▶ [Required task]: Report how many lines in the records hold the string "verified"; give the number and nothing else.

▶ [Dataset extract]:
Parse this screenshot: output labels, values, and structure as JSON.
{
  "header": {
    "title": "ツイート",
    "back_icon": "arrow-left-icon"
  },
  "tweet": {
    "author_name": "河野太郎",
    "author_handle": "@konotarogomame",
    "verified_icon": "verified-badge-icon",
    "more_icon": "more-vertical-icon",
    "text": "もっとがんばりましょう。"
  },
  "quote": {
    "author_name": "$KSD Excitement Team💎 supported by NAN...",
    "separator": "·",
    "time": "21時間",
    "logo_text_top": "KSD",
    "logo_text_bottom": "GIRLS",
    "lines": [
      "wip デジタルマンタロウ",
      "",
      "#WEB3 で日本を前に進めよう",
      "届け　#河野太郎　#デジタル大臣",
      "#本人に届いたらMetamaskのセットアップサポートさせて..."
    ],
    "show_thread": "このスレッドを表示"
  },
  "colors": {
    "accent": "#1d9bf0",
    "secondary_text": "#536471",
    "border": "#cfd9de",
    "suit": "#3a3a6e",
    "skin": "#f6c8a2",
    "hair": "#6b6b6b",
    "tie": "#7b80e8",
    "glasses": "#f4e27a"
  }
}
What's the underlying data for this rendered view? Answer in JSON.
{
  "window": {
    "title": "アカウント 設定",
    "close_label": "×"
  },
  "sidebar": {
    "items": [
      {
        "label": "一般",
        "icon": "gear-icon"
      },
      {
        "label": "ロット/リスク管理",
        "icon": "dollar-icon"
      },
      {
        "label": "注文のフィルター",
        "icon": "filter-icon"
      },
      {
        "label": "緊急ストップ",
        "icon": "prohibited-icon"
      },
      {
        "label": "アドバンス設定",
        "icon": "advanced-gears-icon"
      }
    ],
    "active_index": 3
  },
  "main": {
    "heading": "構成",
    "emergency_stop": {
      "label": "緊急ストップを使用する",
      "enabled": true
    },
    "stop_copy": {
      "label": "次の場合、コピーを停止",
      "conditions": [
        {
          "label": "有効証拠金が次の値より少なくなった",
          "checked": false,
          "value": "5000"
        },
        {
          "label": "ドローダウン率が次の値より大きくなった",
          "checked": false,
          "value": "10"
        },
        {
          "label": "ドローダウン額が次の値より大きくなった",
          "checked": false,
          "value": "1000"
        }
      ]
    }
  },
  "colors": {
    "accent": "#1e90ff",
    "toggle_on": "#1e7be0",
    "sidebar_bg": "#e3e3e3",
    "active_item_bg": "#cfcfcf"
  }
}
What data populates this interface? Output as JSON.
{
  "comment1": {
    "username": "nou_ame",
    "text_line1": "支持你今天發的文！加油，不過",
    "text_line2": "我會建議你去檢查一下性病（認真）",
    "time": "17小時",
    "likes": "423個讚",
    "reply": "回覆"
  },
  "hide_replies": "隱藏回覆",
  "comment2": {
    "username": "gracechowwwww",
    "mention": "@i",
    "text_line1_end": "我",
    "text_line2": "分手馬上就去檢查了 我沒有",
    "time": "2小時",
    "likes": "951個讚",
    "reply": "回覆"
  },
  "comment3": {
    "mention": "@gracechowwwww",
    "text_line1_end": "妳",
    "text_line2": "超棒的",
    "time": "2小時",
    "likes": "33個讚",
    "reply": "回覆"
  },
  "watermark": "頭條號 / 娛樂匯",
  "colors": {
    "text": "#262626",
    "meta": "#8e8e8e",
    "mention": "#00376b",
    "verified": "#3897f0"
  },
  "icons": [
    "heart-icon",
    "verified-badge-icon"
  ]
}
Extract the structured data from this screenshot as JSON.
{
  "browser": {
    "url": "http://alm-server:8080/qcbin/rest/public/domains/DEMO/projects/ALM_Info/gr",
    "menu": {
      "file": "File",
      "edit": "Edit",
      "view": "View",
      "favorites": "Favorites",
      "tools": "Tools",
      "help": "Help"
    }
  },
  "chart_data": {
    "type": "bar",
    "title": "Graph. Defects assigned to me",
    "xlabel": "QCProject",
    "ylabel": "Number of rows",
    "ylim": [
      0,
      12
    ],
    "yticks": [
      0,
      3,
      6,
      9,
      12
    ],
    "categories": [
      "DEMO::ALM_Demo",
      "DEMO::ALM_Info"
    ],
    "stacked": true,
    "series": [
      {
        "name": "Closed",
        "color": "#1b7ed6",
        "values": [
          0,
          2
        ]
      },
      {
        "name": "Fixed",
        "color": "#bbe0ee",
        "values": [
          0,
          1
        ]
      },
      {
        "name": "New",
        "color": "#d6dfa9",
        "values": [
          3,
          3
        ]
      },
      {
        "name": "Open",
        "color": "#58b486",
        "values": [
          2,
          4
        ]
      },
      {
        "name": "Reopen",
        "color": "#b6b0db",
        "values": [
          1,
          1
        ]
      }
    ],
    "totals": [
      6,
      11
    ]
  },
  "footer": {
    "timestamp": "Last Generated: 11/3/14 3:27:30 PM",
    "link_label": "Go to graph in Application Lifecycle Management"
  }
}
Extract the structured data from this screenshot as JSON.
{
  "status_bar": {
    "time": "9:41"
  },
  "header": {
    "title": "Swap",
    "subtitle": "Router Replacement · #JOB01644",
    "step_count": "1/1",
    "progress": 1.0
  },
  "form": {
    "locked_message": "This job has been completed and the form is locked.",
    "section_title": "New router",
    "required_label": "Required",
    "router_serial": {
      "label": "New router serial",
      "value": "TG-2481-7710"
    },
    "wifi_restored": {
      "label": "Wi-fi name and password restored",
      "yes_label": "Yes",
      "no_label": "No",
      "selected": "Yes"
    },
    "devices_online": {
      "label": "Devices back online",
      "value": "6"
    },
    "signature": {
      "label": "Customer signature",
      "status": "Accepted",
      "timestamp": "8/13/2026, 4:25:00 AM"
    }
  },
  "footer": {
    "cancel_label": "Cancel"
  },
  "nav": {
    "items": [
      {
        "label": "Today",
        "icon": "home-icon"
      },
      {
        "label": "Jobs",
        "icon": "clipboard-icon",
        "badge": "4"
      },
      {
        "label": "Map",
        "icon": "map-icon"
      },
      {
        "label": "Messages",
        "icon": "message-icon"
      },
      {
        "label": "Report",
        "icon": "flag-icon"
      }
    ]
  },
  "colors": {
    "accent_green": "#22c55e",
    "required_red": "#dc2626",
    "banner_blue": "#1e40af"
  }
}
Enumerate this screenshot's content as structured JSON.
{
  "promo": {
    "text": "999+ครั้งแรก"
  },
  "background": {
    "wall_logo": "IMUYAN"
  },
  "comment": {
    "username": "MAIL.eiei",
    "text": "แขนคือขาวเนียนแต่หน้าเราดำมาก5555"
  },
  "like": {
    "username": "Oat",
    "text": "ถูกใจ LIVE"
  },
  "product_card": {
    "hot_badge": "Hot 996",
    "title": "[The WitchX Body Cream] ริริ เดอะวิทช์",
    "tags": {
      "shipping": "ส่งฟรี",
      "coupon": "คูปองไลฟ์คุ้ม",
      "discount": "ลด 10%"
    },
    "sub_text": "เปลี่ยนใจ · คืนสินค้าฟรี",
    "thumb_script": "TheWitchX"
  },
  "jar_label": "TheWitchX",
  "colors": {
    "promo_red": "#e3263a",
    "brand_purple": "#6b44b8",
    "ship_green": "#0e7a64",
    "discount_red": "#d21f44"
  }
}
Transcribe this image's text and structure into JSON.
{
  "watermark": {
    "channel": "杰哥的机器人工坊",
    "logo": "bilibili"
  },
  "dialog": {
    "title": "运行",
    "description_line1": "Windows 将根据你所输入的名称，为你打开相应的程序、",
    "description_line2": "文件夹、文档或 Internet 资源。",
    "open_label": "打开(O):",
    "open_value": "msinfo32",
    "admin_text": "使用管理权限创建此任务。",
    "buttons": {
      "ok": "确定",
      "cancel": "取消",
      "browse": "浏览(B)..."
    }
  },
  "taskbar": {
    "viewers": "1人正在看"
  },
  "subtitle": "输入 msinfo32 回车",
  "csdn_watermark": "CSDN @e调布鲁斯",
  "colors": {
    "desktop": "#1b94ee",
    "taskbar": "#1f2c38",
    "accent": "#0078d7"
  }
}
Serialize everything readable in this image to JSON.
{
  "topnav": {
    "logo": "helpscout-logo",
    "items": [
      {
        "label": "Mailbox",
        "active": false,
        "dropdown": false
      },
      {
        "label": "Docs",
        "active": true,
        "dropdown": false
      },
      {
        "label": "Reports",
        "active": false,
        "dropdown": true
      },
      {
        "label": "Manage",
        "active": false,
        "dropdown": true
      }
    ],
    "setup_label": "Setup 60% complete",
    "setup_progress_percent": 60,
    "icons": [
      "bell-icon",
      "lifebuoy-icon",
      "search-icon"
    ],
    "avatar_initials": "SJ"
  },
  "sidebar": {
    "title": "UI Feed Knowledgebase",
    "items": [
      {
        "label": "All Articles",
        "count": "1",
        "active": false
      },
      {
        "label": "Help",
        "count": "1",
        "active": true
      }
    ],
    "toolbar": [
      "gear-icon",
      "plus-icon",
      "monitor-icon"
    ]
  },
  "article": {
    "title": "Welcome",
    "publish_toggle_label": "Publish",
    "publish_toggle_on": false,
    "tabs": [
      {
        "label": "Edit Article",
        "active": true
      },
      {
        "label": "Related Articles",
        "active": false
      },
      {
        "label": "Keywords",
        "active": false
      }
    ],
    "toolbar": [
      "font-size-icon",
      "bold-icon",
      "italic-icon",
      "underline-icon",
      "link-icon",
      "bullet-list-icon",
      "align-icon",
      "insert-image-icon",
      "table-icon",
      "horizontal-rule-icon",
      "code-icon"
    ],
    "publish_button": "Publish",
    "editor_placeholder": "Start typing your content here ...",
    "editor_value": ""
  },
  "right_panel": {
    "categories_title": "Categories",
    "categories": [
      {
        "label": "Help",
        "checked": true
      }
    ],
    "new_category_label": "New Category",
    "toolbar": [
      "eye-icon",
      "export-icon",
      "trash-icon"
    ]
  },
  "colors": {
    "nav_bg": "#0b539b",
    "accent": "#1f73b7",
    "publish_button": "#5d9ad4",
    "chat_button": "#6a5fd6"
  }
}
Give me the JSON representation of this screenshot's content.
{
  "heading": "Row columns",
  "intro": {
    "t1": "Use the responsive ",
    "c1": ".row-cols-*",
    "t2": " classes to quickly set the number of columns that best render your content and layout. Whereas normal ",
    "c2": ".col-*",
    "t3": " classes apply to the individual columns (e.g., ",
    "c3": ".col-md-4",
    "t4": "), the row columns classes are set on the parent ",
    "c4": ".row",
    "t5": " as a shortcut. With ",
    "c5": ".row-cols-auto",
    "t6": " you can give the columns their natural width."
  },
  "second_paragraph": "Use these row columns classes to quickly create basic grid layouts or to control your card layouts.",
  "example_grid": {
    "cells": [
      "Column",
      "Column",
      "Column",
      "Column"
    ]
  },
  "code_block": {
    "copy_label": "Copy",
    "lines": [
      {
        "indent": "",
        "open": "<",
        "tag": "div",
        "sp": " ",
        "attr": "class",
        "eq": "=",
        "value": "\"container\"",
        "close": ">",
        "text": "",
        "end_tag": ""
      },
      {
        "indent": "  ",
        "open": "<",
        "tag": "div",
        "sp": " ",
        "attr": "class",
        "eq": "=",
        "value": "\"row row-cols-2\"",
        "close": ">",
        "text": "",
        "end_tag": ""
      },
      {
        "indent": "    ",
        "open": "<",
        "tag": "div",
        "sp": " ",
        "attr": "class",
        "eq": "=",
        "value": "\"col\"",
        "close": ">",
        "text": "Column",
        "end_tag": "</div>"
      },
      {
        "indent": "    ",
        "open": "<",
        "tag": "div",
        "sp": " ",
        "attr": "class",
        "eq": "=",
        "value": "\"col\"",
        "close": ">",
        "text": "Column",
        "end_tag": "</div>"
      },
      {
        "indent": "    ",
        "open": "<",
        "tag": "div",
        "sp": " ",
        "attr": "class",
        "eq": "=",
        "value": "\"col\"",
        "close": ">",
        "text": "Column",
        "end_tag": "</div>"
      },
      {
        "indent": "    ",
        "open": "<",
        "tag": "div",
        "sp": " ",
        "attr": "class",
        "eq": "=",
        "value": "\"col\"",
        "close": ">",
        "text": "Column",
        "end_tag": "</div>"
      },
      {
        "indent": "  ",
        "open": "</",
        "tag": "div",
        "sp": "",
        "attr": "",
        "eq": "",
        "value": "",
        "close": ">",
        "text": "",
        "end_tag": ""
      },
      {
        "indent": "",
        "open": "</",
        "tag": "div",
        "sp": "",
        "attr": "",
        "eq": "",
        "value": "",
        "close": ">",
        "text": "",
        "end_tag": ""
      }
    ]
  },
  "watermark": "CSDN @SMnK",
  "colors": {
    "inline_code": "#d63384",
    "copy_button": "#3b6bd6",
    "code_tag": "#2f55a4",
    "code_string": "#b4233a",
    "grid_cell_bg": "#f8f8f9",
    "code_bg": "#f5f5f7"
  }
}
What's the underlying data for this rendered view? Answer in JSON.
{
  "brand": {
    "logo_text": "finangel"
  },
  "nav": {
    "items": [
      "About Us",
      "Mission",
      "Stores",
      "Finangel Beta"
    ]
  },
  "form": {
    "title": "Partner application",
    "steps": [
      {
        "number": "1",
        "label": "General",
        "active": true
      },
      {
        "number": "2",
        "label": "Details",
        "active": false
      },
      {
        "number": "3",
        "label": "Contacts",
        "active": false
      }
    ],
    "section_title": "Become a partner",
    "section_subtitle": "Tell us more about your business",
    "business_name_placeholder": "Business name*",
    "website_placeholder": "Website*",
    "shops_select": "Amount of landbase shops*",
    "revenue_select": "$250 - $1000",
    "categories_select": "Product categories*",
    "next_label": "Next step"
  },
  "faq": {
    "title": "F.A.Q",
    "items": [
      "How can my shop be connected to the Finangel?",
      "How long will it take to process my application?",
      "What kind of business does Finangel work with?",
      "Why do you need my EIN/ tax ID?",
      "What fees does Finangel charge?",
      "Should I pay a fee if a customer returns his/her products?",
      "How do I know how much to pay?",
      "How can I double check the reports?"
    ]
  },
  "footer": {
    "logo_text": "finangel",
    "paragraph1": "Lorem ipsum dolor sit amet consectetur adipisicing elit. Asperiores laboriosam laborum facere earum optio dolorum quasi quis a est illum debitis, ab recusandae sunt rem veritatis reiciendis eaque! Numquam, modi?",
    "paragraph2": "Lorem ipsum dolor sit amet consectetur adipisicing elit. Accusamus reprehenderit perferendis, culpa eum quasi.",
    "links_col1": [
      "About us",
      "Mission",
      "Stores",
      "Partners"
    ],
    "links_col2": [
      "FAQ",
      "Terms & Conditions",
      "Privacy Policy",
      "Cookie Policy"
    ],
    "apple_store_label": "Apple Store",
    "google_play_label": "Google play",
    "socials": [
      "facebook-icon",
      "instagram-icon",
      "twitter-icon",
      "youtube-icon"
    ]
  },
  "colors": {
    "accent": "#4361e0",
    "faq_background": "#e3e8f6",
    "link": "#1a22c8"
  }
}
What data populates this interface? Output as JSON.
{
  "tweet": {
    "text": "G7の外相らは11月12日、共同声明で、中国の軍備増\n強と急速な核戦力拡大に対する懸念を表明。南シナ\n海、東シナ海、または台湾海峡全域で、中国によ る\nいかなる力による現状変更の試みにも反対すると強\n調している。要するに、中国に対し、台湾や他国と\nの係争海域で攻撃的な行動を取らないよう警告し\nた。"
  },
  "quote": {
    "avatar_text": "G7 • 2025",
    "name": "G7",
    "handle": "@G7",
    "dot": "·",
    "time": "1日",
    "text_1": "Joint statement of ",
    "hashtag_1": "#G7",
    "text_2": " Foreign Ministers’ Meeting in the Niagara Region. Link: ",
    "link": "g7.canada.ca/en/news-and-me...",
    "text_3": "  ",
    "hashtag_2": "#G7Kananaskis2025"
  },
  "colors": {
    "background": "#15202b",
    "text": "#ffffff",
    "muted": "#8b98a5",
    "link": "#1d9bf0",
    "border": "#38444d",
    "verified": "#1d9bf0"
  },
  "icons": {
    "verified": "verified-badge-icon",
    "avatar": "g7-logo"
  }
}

▶ [Reply]: 5